(Dataset entries on figures)
######

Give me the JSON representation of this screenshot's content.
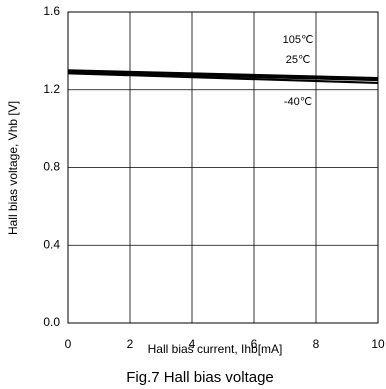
{
  "chart_data": {
    "type": "line",
    "xlabel": "Hall bias current, Ihb[mA]",
    "ylabel": "Hall bias voltage, Vhb [V]",
    "caption": "Fig.7 Hall bias voltage",
    "x": [
      0,
      10
    ],
    "series": [
      {
        "name": "105℃",
        "color": "#000000",
        "values": [
          1.3,
          1.26
        ]
      },
      {
        "name": "25℃",
        "color": "#000000",
        "values": [
          1.29,
          1.25
        ]
      },
      {
        "name": "-40℃",
        "color": "#000000",
        "values": [
          1.285,
          1.235
        ]
      }
    ],
    "xlim": [
      0,
      10
    ],
    "xticks": [
      0,
      2,
      4,
      6,
      8,
      10
    ],
    "ylim": [
      0,
      1.6
    ],
    "yticks": [
      {
        "value": 0,
        "label": "0.0"
      },
      0.4,
      0.8,
      1.2,
      1.6
    ],
    "grid": true
  }
}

######

### EXERCISE GOAL
Find each line that has the word "bias", then copy it out.

### SOLUTION TO THIS TASK
    "xlabel": "Hall bias current, Ihb[mA]",
    "ylabel": "Hall bias voltage, Vhb [V]",
    "caption": "Fig.7 Hall bias voltage",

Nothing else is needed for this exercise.